» **Collected data**
>> Start
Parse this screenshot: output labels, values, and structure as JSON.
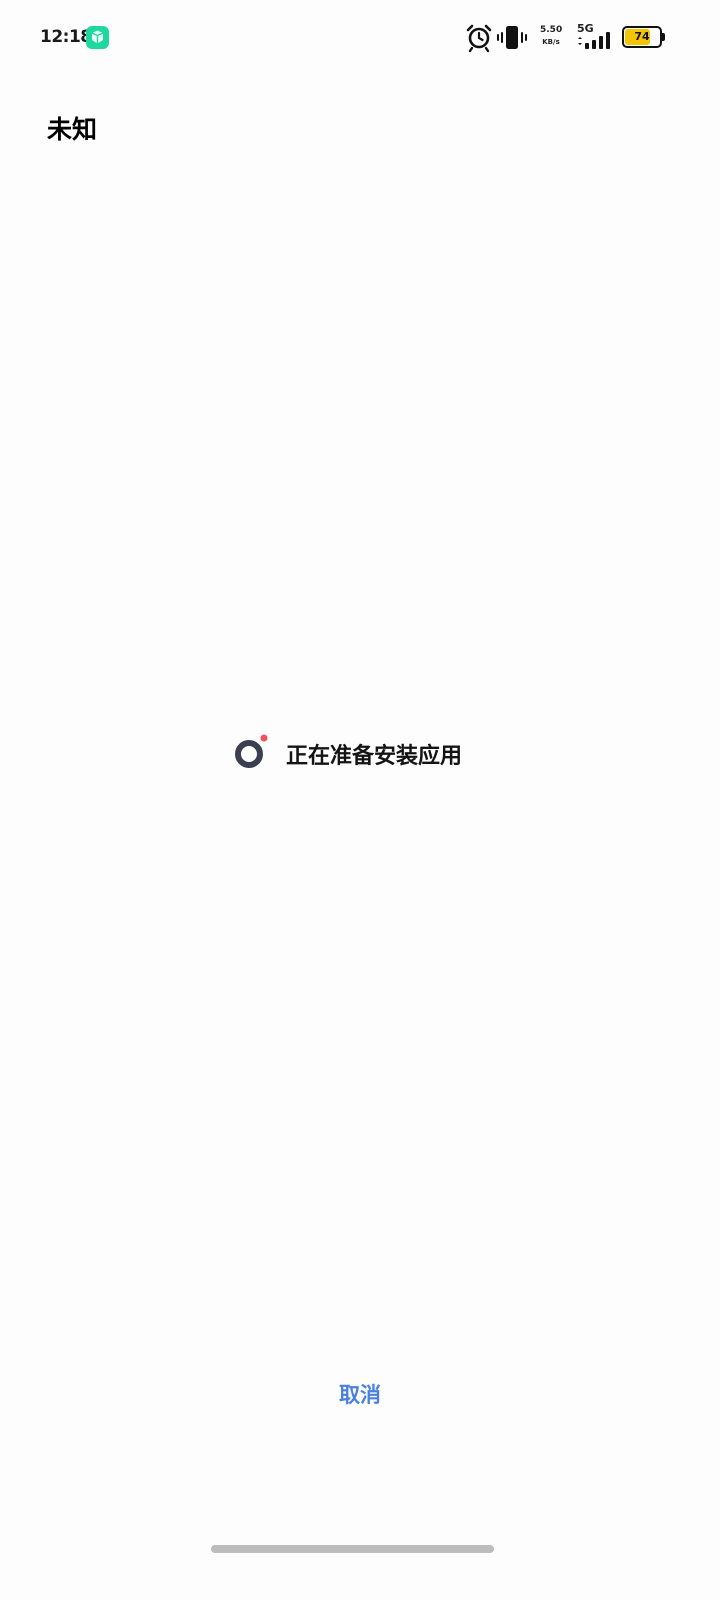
{
  "status_bar": {
    "time": "12:18",
    "app_icon": "green-app-notification-icon",
    "alarm_icon": "alarm-clock-icon",
    "vibrate_icon": "vibrate-icon",
    "net_speed_rate": "5.50",
    "net_speed_unit": "KB/s",
    "network_type": "5G",
    "signal_icon": "signal-bars-icon",
    "battery_level": "74",
    "battery_fraction": 0.74,
    "battery_color": "#f5c400"
  },
  "page": {
    "title": "未知",
    "status_icon": "loading-spinner-icon",
    "status_text": "正在准备安装应用",
    "cancel_label": "取消"
  },
  "colors": {
    "accent": "#4a80e0",
    "spinner_dot": "#f0525e",
    "spinner_ring": "#3a3f52"
  }
}
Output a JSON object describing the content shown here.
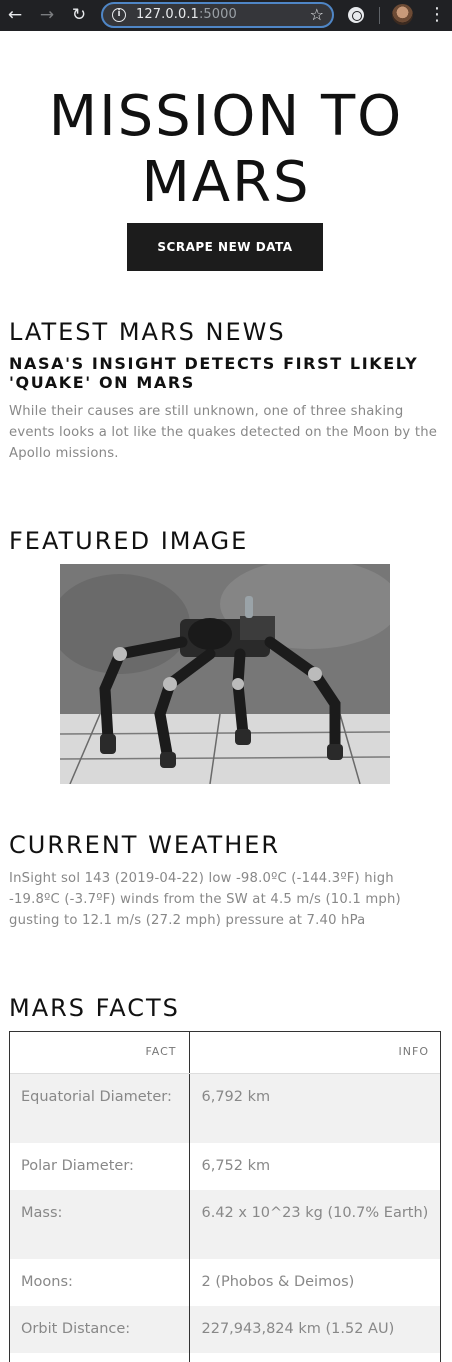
{
  "browser": {
    "url_host": "127.0.0.1",
    "url_port": ":5000",
    "info_glyph": "i",
    "back_glyph": "←",
    "forward_glyph": "→",
    "reload_glyph": "↻",
    "star_glyph": "☆",
    "menu_glyph": "⋮"
  },
  "page": {
    "title": "MISSION TO MARS",
    "scrape_button": "SCRAPE NEW DATA"
  },
  "news": {
    "heading": "LATEST MARS NEWS",
    "title": "NASA'S INSIGHT DETECTS FIRST LIKELY 'QUAKE' ON MARS",
    "paragraph": "While their causes are still unknown, one of three shaking events looks a lot like the quakes detected on the Moon by the Apollo missions."
  },
  "featured": {
    "heading": "FEATURED IMAGE",
    "image_icon": "robot-rover-photo"
  },
  "weather": {
    "heading": "CURRENT WEATHER",
    "text": "InSight sol 143 (2019-04-22) low -98.0ºC (-144.3ºF) high -19.8ºC (-3.7ºF) winds from the SW at 4.5 m/s (10.1 mph) gusting to 12.1 m/s (27.2 mph) pressure at 7.40 hPa"
  },
  "facts": {
    "heading": "MARS FACTS",
    "columns": [
      "FACT",
      "INFO"
    ],
    "rows": [
      {
        "fact": "Equatorial Diameter:",
        "info": "6,792 km"
      },
      {
        "fact": "Polar Diameter:",
        "info": "6,752 km"
      },
      {
        "fact": "Mass:",
        "info": "6.42 x 10^23 kg (10.7% Earth)"
      },
      {
        "fact": "Moons:",
        "info": "2 (Phobos & Deimos)"
      },
      {
        "fact": "Orbit Distance:",
        "info": "227,943,824 km (1.52 AU)"
      },
      {
        "fact": "",
        "info": ""
      }
    ]
  },
  "colors": {
    "button_bg": "#1c1c1c",
    "muted_text": "#888888",
    "row_alt": "#f1f1f1"
  }
}
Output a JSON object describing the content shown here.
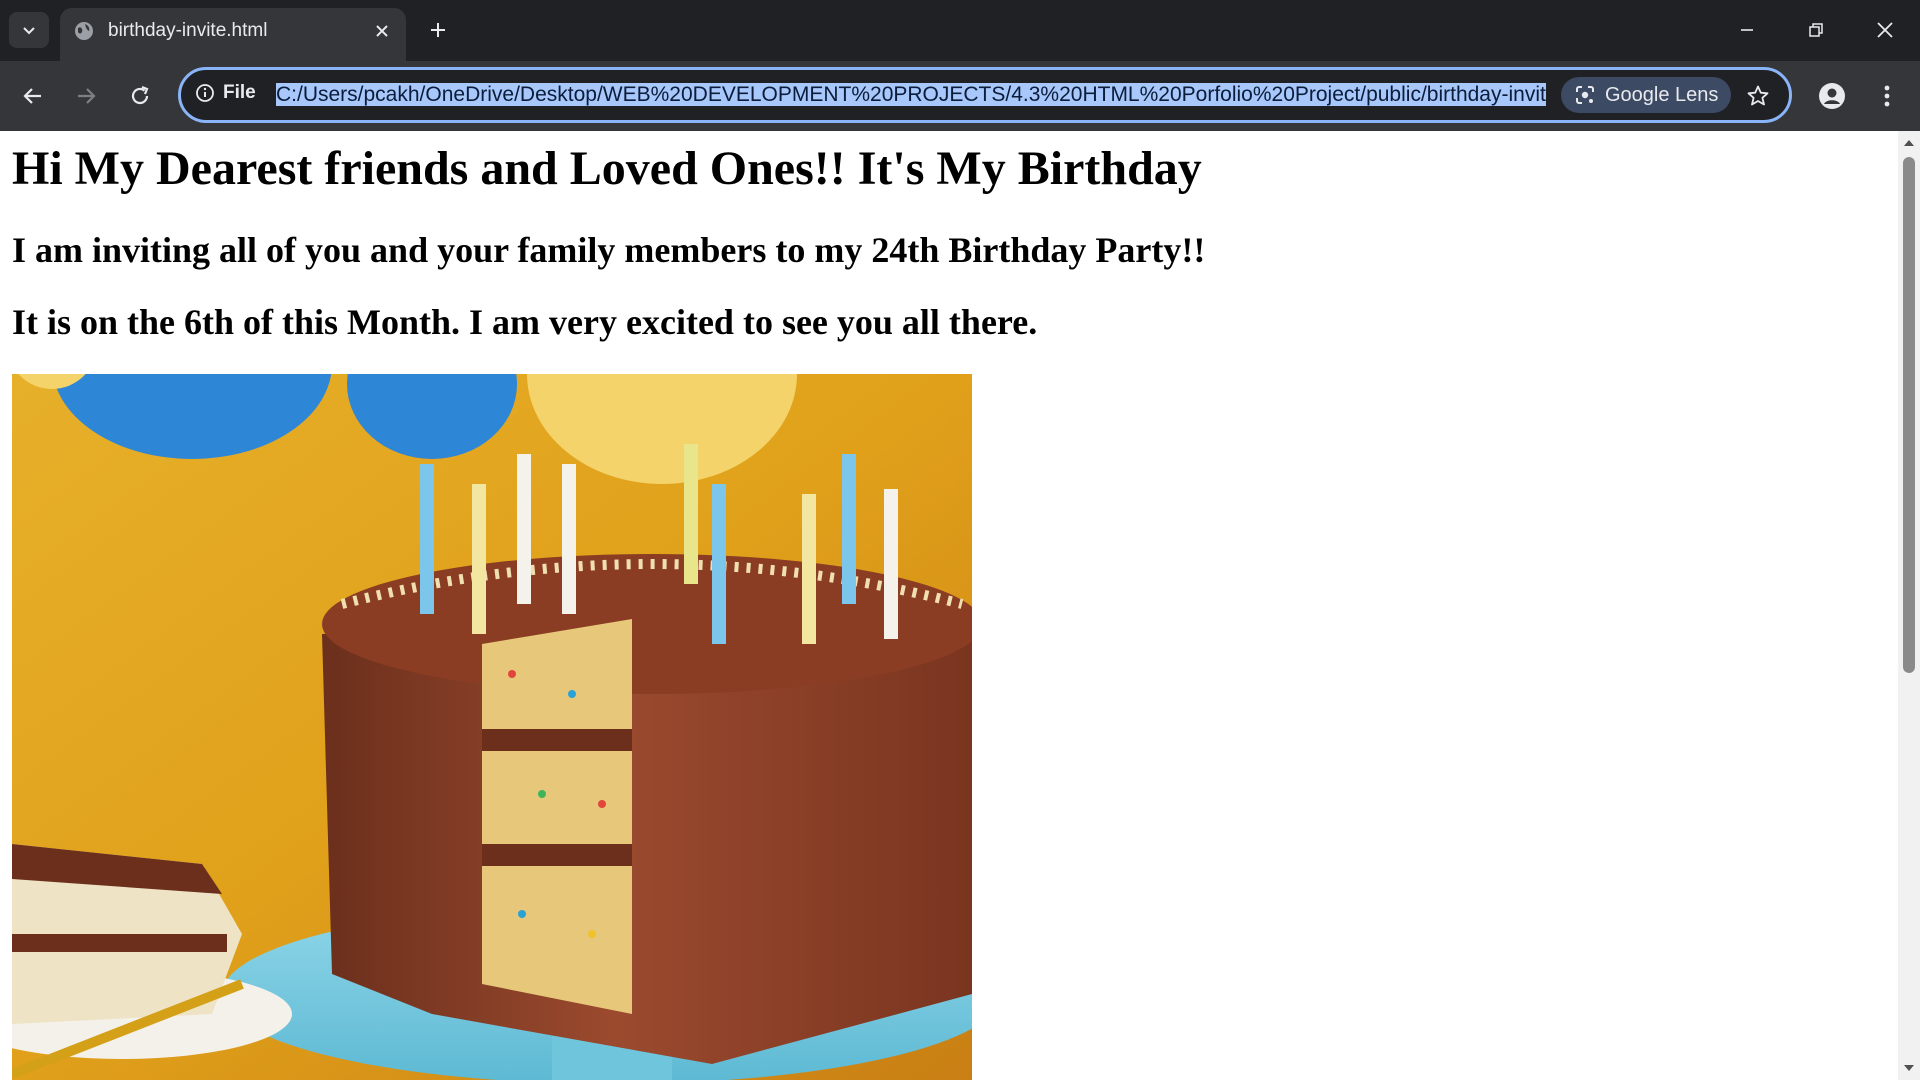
{
  "browser": {
    "tab": {
      "title": "birthday-invite.html",
      "favicon": "globe-icon"
    },
    "omnibox": {
      "scheme_label": "File",
      "url": "C:/Users/pcakh/OneDrive/Desktop/WEB%20DEVELOPMENT%20PROJECTS/4.3%20HTML%20Porfolio%20Project/public/birthday-invite.html",
      "lens_label": "Google Lens"
    },
    "colors": {
      "frame": "#202124",
      "toolbar": "#35363a",
      "focus_ring": "#8ab4f8",
      "url_selection": "#a8c7fa"
    }
  },
  "page": {
    "heading": "Hi My Dearest friends and Loved Ones!! It's My Birthday",
    "line1": "I am inviting all of you and your family members to my 24th Birthday Party!!",
    "line2": "It is on the 6th of this Month. I am very excited to see you all there."
  },
  "image": {
    "subject": "chocolate birthday cake with candles on blue cake stand, yellow background with balloons"
  }
}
>> End
» **Goal**
Quote each line of the listing exactly, but leave the pictures out.

» **Solution below**
Parse this screenshot: output labels, values, and structure as JSON.
{
  "status_bar": {
    "time": "12:18",
    "app_icon": "green-app-notification-icon",
    "alarm_icon": "alarm-clock-icon",
    "vibrate_icon": "vibrate-icon",
    "net_speed_rate": "5.50",
    "net_speed_unit": "KB/s",
    "network_type": "5G",
    "signal_icon": "signal-bars-icon",
    "battery_level": "74",
    "battery_fraction": 0.74,
    "battery_color": "#f5c400"
  },
  "page": {
    "title": "未知",
    "status_icon": "loading-spinner-icon",
    "status_text": "正在准备安装应用",
    "cancel_label": "取消"
  },
  "colors": {
    "accent": "#4a80e0",
    "spinner_dot": "#f0525e",
    "spinner_ring": "#3a3f52"
  }
}
Output a JSON object describing the content shown here.
{
  "browser": {
    "url_host": "127.0.0.1",
    "url_port": ":5000",
    "info_glyph": "i",
    "back_glyph": "←",
    "forward_glyph": "→",
    "reload_glyph": "↻",
    "star_glyph": "☆",
    "menu_glyph": "⋮"
  },
  "page": {
    "title": "MISSION TO MARS",
    "scrape_button": "SCRAPE NEW DATA"
  },
  "news": {
    "heading": "LATEST MARS NEWS",
    "title": "NASA'S INSIGHT DETECTS FIRST LIKELY 'QUAKE' ON MARS",
    "paragraph": "While their causes are still unknown, one of three shaking events looks a lot like the quakes detected on the Moon by the Apollo missions."
  },
  "featured": {
    "heading": "FEATURED IMAGE",
    "image_icon": "robot-rover-photo"
  },
  "weather": {
    "heading": "CURRENT WEATHER",
    "text": "InSight sol 143 (2019-04-22) low -98.0ºC (-144.3ºF) high -19.8ºC (-3.7ºF) winds from the SW at 4.5 m/s (10.1 mph) gusting to 12.1 m/s (27.2 mph) pressure at 7.40 hPa"
  },
  "facts": {
    "heading": "MARS FACTS",
    "columns": [
      "FACT",
      "INFO"
    ],
    "rows": [
      {
        "fact": "Equatorial Diameter:",
        "info": "6,792 km"
      },
      {
        "fact": "Polar Diameter:",
        "info": "6,752 km"
      },
      {
        "fact": "Mass:",
        "info": "6.42 x 10^23 kg (10.7% Earth)"
      },
      {
        "fact": "Moons:",
        "info": "2 (Phobos & Deimos)"
      },
      {
        "fact": "Orbit Distance:",
        "info": "227,943,824 km (1.52 AU)"
      },
      {
        "fact": "",
        "info": ""
      }
    ]
  },
  "colors": {
    "button_bg": "#1c1c1c",
    "muted_text": "#888888",
    "row_alt": "#f1f1f1"
  }
}
Output a JSON object describing the content shown here.
{
  "browser": {
    "tab": {
      "title": "birthday-invite.html",
      "favicon": "globe-icon"
    },
    "omnibox": {
      "scheme_label": "File",
      "url": "C:/Users/pcakh/OneDrive/Desktop/WEB%20DEVELOPMENT%20PROJECTS/4.3%20HTML%20Porfolio%20Project/public/birthday-invite.html",
      "lens_label": "Google Lens"
    },
    "colors": {
      "frame": "#202124",
      "toolbar": "#35363a",
      "focus_ring": "#8ab4f8",
      "url_selection": "#a8c7fa"
    }
  },
  "page": {
    "heading": "Hi My Dearest friends and Loved Ones!! It's My Birthday",
    "line1": "I am inviting all of you and your family members to my 24th Birthday Party!!",
    "line2": "It is on the 6th of this Month. I am very excited to see you all there."
  },
  "image": {
    "subject": "chocolate birthday cake with candles on blue cake stand, yellow background with balloons"
  }
}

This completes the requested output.